(OBJECTIVE) Print all records exactly, leaving nothing out.

(GIVEN ENTRIES)
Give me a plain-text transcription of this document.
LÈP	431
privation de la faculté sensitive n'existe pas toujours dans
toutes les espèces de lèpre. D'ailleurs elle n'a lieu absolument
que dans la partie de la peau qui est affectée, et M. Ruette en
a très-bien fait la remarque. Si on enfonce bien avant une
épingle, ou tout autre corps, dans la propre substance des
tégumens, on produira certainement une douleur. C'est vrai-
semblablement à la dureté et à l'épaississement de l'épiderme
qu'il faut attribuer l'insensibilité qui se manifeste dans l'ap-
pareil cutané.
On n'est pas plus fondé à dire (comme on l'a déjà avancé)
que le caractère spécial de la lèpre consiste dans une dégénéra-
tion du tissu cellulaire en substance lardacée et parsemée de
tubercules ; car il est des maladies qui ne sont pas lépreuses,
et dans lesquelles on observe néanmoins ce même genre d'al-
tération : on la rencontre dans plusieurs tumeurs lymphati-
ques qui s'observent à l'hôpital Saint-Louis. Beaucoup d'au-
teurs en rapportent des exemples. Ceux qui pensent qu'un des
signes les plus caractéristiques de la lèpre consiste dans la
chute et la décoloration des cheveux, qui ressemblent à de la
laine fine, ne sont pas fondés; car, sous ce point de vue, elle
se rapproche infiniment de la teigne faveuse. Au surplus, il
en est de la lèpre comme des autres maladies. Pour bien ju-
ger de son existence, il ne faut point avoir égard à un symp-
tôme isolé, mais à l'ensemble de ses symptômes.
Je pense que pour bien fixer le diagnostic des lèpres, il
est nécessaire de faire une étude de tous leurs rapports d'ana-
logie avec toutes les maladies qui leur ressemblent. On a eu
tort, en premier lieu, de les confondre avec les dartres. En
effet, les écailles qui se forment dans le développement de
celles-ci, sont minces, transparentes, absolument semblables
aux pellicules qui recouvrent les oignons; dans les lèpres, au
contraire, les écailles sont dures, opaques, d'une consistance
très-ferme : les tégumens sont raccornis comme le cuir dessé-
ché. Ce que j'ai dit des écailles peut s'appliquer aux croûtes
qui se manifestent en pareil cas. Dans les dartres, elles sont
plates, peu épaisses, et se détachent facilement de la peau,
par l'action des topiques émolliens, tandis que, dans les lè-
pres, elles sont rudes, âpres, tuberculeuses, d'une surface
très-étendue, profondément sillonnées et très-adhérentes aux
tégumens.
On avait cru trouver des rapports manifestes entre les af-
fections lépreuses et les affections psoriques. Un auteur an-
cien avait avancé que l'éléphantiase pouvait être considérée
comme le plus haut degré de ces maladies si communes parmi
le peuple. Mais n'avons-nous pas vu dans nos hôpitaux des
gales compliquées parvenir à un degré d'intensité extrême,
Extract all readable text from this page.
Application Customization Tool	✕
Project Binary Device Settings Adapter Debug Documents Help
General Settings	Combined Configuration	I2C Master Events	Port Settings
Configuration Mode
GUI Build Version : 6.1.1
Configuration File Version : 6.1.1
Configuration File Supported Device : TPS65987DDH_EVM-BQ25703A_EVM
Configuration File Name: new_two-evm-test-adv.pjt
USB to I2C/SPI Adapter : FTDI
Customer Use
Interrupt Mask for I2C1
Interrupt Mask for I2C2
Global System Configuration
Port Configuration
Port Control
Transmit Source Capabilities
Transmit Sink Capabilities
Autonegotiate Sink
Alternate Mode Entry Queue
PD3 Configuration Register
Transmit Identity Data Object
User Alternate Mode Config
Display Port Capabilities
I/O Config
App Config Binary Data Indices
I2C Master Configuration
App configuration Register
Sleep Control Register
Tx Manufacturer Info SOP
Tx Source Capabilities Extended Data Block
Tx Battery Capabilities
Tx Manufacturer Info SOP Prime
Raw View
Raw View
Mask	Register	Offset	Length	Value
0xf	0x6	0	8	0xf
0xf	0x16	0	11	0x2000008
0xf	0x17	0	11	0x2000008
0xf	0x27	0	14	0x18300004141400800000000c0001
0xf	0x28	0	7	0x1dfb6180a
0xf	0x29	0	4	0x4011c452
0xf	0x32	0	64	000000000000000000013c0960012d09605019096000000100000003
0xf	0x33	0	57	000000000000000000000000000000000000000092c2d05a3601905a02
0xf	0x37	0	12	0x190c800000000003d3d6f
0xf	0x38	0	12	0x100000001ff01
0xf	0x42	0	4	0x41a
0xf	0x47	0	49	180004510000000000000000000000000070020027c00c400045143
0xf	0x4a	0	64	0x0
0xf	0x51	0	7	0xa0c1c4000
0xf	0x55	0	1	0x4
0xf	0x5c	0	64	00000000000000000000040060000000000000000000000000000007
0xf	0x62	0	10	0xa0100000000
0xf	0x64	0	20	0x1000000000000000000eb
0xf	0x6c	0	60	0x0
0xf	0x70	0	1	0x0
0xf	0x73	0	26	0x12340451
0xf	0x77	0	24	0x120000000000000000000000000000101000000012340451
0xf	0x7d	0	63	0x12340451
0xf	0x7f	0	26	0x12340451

(WRITTEN RESPONSE)
Give me a plain-text transcription of this document.
LÈP	431
privation de la faculté sensitive n'existe pas toujours dans
toutes les espèces de lèpre. D'ailleurs elle n'a lieu absolument
que dans la partie de la peau qui est affectée, et M. Ruette en
a très-bien fait la remarque. Si on enfonce bien avant une
épingle, ou tout autre corps, dans la propre substance des
tégumens, on produira certainement une douleur. C'est vrai-
semblablement à la dureté et à l'épaississement de l'épiderme
qu'il faut attribuer l'insensibilité qui se manifeste dans l'ap-
pareil cutané.
On n'est pas plus fondé à dire (comme on l'a déjà avancé)
que le caractère spécial de la lèpre consiste dans une dégénéra-
tion du tissu cellulaire en substance lardacée et parsemée de
tubercules ; car il est des maladies qui ne sont pas lépreuses,
et dans lesquelles on observe néanmoins ce même genre d'al-
tération : on la rencontre dans plusieurs tumeurs lymphati-
ques qui s'observent à l'hôpital Saint-Louis. Beaucoup d'au-
teurs en rapportent des exemples. Ceux qui pensent qu'un des
signes les plus caractéristiques de la lèpre consiste dans la
chute et la décoloration des cheveux, qui ressemblent à de la
laine fine, ne sont pas fondés; car, sous ce point de vue, elle
se rapproche infiniment de la teigne faveuse. Au surplus, il
en est de la lèpre comme des autres maladies. Pour bien ju-
ger de son existence, il ne faut point avoir égard à un symp-
tôme isolé, mais à l'ensemble de ses symptômes.
Je pense que pour bien fixer le diagnostic des lèpres, il
est nécessaire de faire une étude de tous leurs rapports d'ana-
logie avec toutes les maladies qui leur ressemblent. On a eu
tort, en premier lieu, de les confondre avec les dartres. En
effet, les écailles qui se forment dans le développement de
celles-ci, sont minces, transparentes, absolument semblables
aux pellicules qui recouvrent les oignons; dans les lèpres, au
contraire, les écailles sont dures, opaques, d'une consistance
très-ferme : les tégumens sont raccornis comme le cuir dessé-
ché. Ce que j'ai dit des écailles peut s'appliquer aux croûtes
qui se manifestent en pareil cas. Dans les dartres, elles sont
plates, peu épaisses, et se détachent facilement de la peau,
par l'action des topiques émolliens, tandis que, dans les lè-
pres, elles sont rudes, âpres, tuberculeuses, d'une surface
très-étendue, profondément sillonnées et très-adhérentes aux
tégumens.
On avait cru trouver des rapports manifestes entre les af-
fections lépreuses et les affections psoriques. Un auteur an-
cien avait avancé que l'éléphantiase pouvait être considérée
comme le plus haut degré de ces maladies si communes parmi
le peuple. Mais n'avons-nous pas vu dans nos hôpitaux des
gales compliquées parvenir à un degré d'intensité extrême,
Extract all readable text from this page.
Application Customization Tool	✕
Project Binary Device Settings Adapter Debug Documents Help
General Settings	Combined Configuration	I2C Master Events	Port Settings
Configuration Mode
GUI Build Version : 6.1.1
Configuration File Version : 6.1.1
Configuration File Supported Device : TPS65987DDH_EVM-BQ25703A_EVM
Configuration File Name: new_two-evm-test-adv.pjt
USB to I2C/SPI Adapter : FTDI
Customer Use
Interrupt Mask for I2C1
Interrupt Mask for I2C2
Global System Configuration
Port Configuration
Port Control
Transmit Source Capabilities
Transmit Sink Capabilities
Autonegotiate Sink
Alternate Mode Entry Queue
PD3 Configuration Register
Transmit Identity Data Object
User Alternate Mode Config
Display Port Capabilities
I/O Config
App Config Binary Data Indices
I2C Master Configuration
App configuration Register
Sleep Control Register
Tx Manufacturer Info SOP
Tx Source Capabilities Extended Data Block
Tx Battery Capabilities
Tx Manufacturer Info SOP Prime
Raw View
Raw View
Mask	Register	Offset	Length	Value
0xf	0x6	0	8	0xf
0xf	0x16	0	11	0x2000008
0xf	0x17	0	11	0x2000008
0xf	0x27	0	14	0x18300004141400800000000c0001
0xf	0x28	0	7	0x1dfb6180a
0xf	0x29	0	4	0x4011c452
0xf	0x32	0	64	000000000000000000013c0960012d09605019096000000100000003
0xf	0x33	0	57	000000000000000000000000000000000000000092c2d05a3601905a02
0xf	0x37	0	12	0x190c800000000003d3d6f
0xf	0x38	0	12	0x100000001ff01
0xf	0x42	0	4	0x41a
0xf	0x47	0	49	180004510000000000000000000000000070020027c00c400045143
0xf	0x4a	0	64	0x0
0xf	0x51	0	7	0xa0c1c4000
0xf	0x55	0	1	0x4
0xf	0x5c	0	64	00000000000000000000040060000000000000000000000000000007
0xf	0x62	0	10	0xa0100000000
0xf	0x64	0	20	0x1000000000000000000eb
0xf	0x6c	0	60	0x0
0xf	0x70	0	1	0x0
0xf	0x73	0	26	0x12340451
0xf	0x77	0	24	0x120000000000000000000000000000101000000012340451
0xf	0x7d	0	63	0x12340451
0xf	0x7f	0	26	0x12340451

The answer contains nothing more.